--- Task material Enclosed Below ---
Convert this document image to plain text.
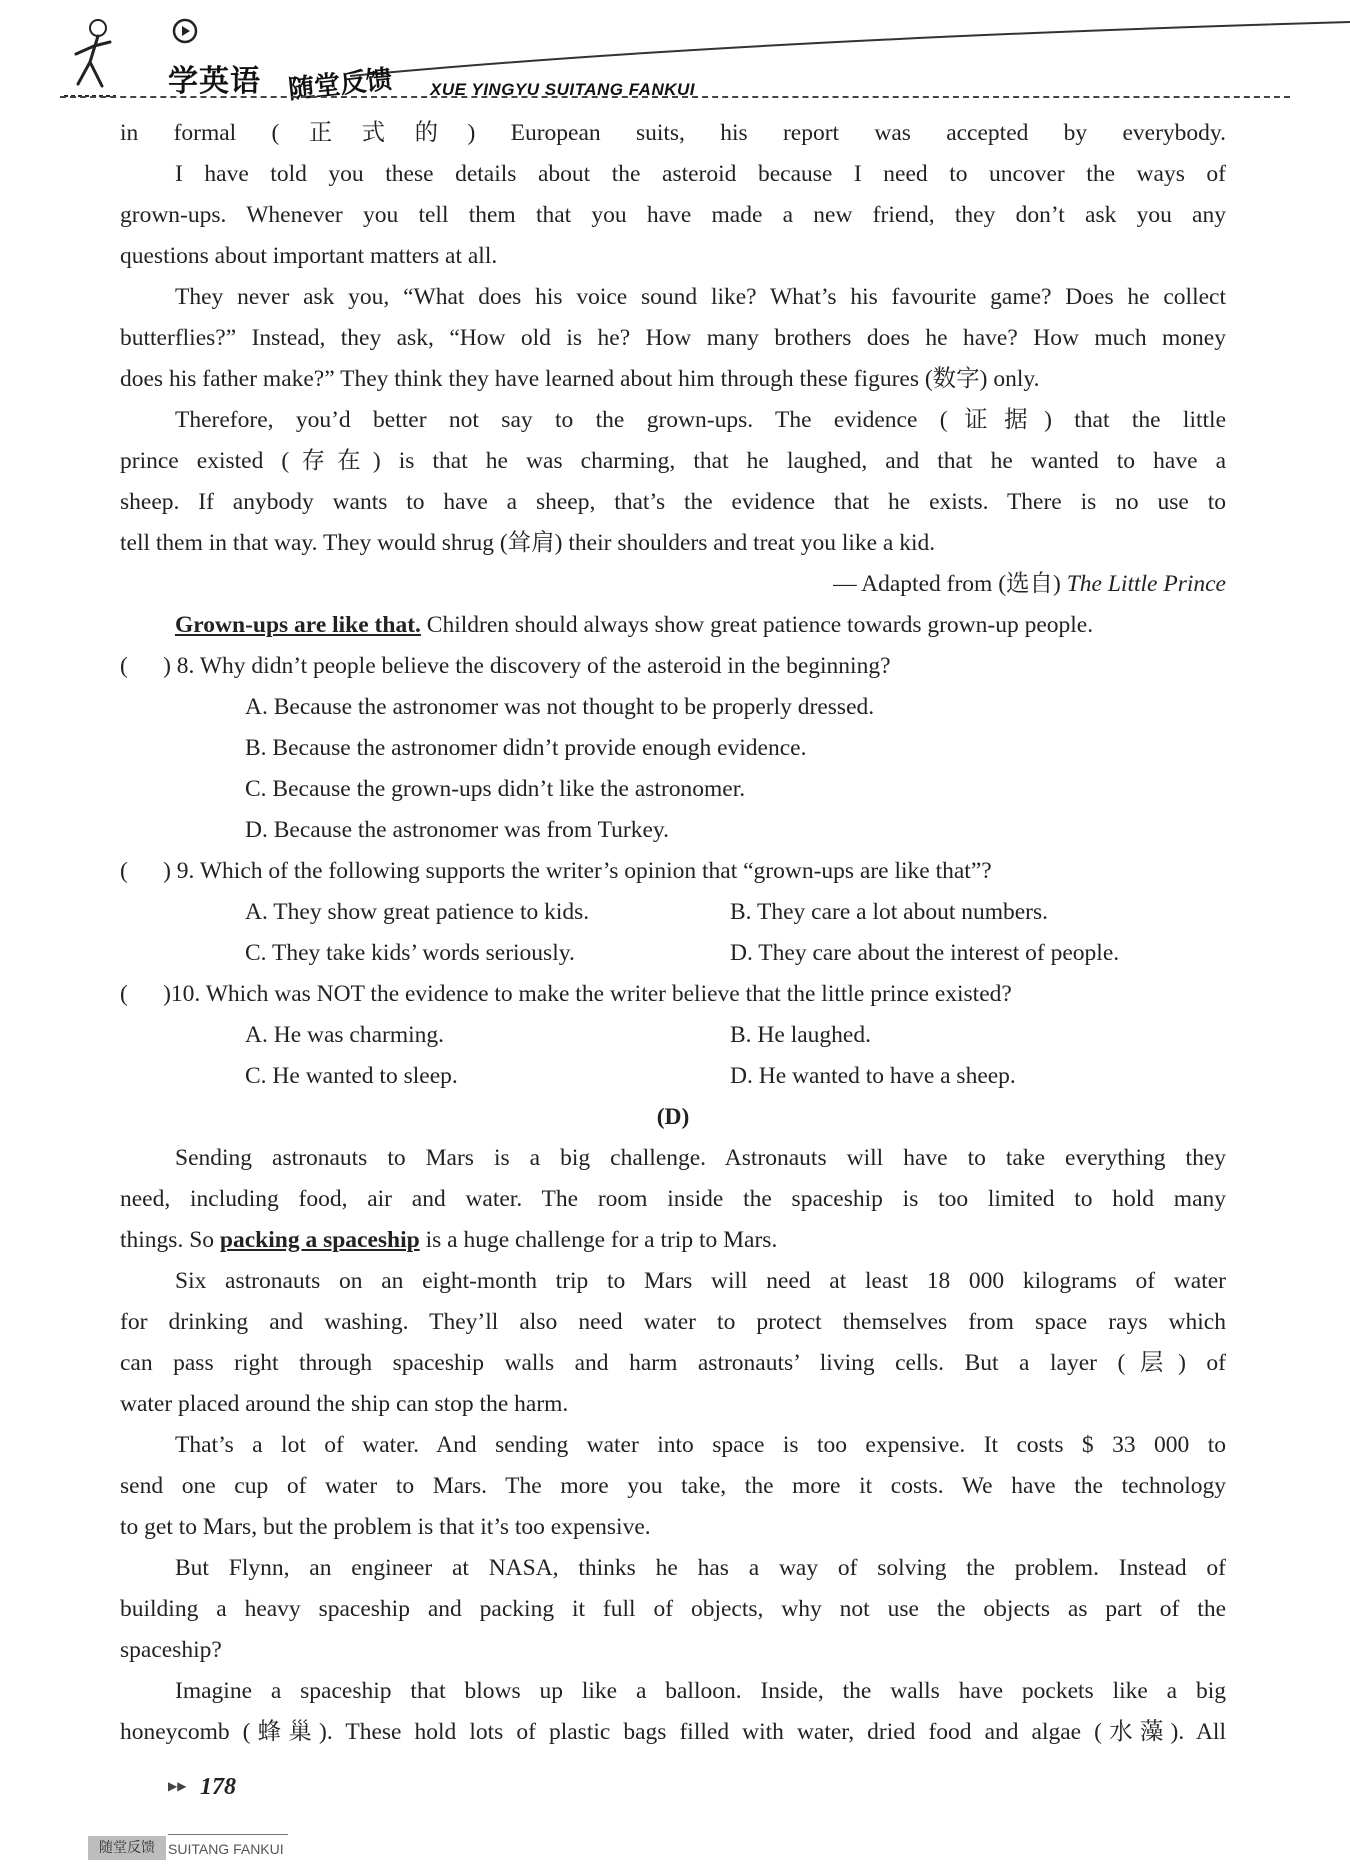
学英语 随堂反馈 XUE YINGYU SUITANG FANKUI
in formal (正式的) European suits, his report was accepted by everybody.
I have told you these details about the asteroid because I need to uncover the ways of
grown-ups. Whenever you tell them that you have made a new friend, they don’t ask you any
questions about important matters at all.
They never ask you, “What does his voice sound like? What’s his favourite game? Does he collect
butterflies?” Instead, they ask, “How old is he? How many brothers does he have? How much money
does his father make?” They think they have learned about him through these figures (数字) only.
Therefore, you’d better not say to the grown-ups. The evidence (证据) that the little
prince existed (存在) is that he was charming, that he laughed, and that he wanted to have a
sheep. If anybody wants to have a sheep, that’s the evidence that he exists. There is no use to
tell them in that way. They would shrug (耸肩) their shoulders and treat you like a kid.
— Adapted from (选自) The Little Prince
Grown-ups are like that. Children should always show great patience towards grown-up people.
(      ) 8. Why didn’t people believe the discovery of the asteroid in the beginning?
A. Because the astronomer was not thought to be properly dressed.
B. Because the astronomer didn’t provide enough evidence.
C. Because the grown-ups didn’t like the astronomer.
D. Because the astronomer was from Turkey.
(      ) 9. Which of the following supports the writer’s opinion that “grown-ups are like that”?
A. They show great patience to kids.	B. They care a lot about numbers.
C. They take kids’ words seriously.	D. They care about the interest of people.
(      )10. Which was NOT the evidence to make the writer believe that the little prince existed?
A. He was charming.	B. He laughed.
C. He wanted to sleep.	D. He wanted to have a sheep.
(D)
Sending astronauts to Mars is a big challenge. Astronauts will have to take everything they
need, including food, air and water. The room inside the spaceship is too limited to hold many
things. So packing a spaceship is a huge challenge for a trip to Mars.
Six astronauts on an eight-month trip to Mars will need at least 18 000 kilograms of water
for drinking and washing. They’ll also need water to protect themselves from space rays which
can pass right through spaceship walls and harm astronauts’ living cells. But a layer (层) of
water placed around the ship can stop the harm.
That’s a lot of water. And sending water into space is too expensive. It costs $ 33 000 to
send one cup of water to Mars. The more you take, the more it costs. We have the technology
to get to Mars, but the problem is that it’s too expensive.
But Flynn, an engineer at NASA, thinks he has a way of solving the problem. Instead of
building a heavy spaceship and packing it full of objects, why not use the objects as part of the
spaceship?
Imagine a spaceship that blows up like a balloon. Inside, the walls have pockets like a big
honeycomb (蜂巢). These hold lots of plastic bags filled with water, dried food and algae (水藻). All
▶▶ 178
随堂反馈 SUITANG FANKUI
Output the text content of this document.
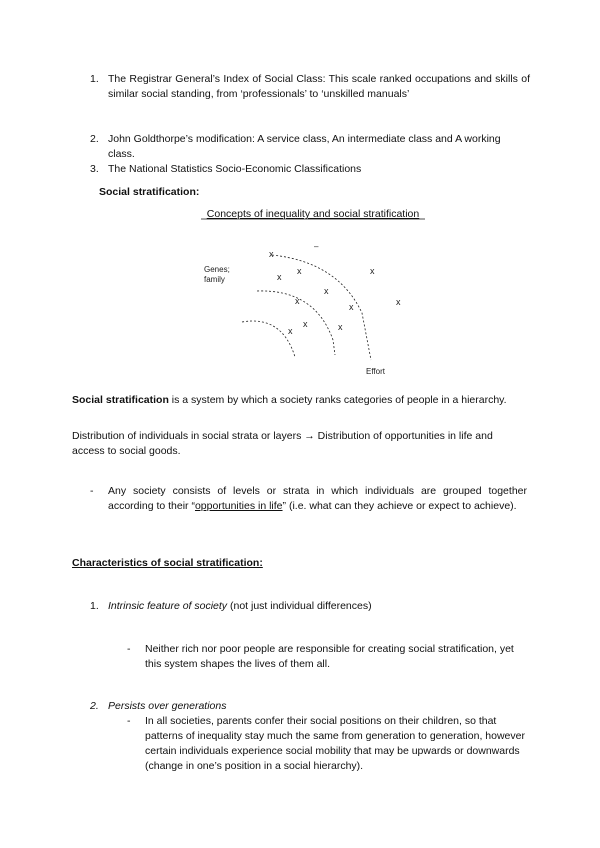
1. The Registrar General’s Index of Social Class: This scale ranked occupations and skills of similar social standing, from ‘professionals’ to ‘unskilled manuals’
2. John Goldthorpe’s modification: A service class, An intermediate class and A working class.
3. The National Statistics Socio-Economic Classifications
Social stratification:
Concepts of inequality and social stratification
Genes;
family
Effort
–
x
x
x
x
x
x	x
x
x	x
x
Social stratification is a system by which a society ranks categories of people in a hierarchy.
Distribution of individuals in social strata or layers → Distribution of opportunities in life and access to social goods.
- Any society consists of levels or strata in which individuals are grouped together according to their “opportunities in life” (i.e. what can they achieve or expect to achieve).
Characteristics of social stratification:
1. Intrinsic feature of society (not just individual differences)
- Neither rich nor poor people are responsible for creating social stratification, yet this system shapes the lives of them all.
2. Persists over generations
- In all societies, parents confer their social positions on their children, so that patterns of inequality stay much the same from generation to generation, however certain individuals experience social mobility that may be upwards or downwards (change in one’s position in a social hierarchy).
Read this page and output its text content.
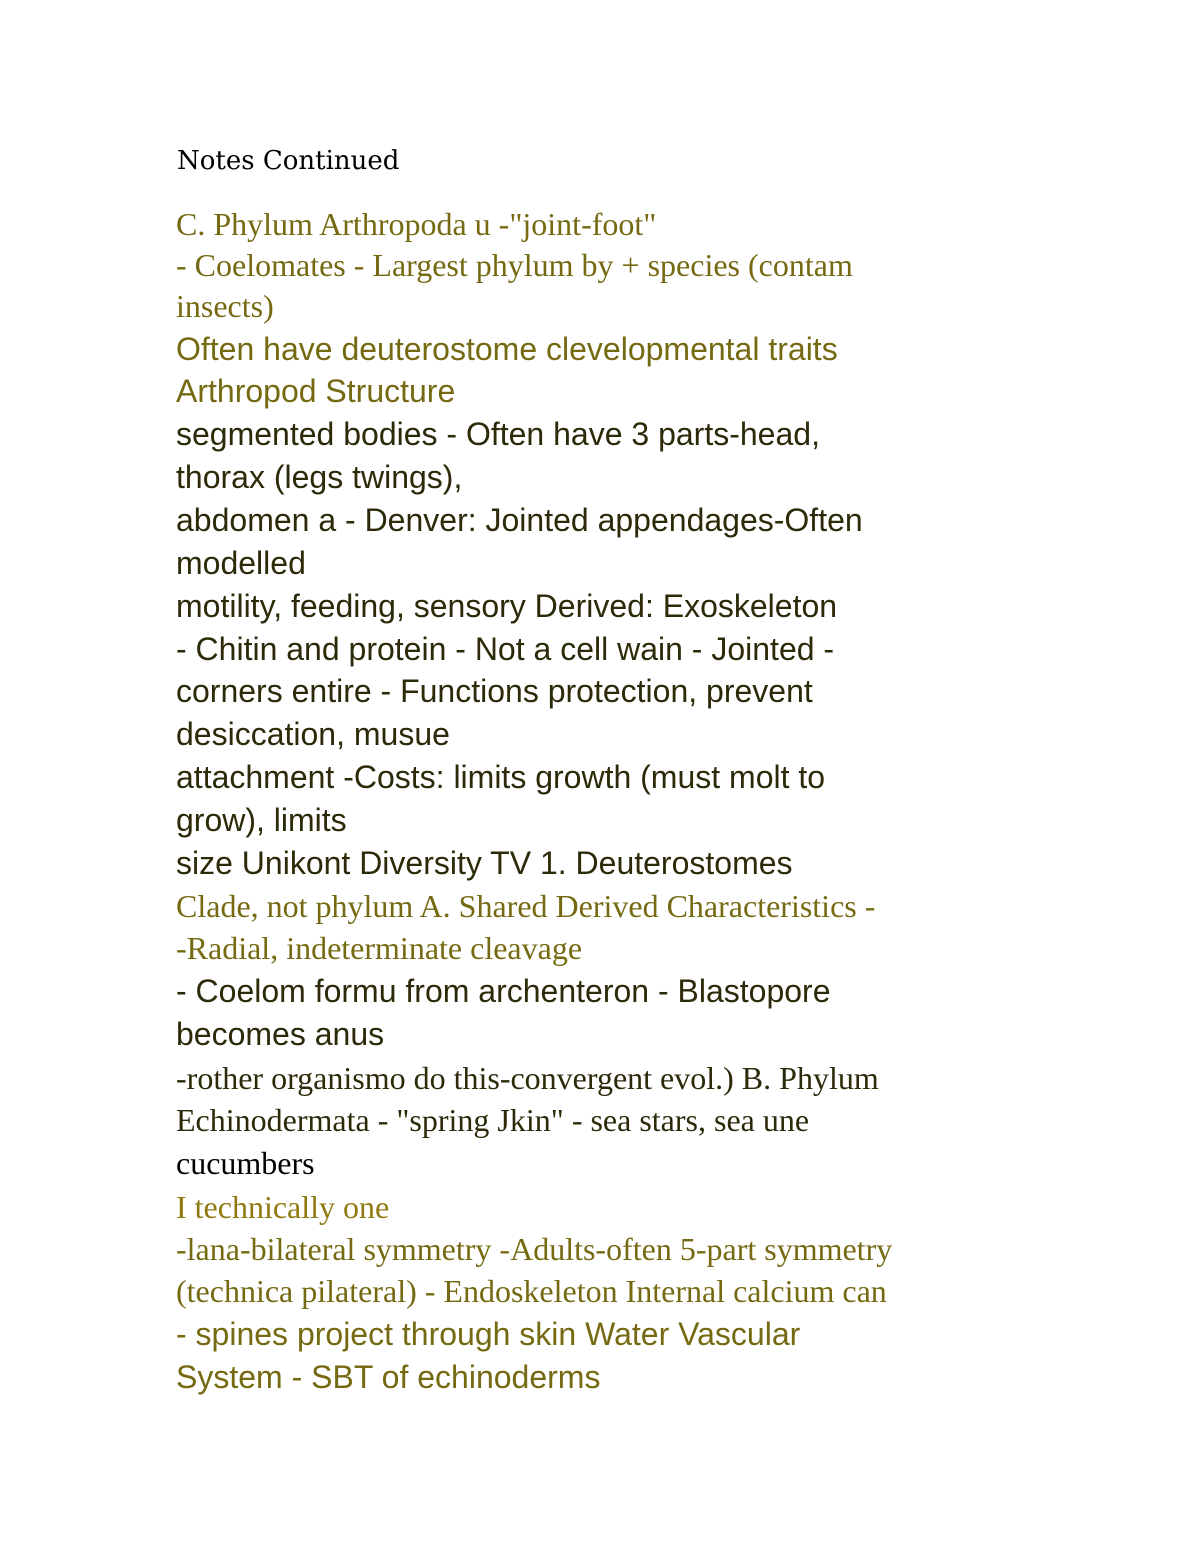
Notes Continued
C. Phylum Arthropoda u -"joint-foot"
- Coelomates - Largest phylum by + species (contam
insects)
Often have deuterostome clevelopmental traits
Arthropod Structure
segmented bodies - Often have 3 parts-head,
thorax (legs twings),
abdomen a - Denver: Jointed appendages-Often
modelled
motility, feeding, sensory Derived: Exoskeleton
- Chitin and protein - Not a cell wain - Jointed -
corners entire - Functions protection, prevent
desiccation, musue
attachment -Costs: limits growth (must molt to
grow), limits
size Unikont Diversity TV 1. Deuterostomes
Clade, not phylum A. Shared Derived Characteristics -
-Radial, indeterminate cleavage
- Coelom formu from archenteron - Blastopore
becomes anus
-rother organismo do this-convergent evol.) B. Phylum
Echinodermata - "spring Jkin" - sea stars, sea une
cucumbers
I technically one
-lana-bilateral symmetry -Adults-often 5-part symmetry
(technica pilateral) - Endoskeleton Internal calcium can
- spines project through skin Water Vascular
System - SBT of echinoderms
--- End of Enclosed Task material ---
Whenever a line of the data includes the word "strata", show that line in full.

Response area:
Distribution of individuals in social strata or layers → Distribution of opportunities in life and access to social goods.
- Any society consists of levels or strata in which individuals are grouped together according to their “opportunities in life” (i.e. what can they achieve or expect to achieve).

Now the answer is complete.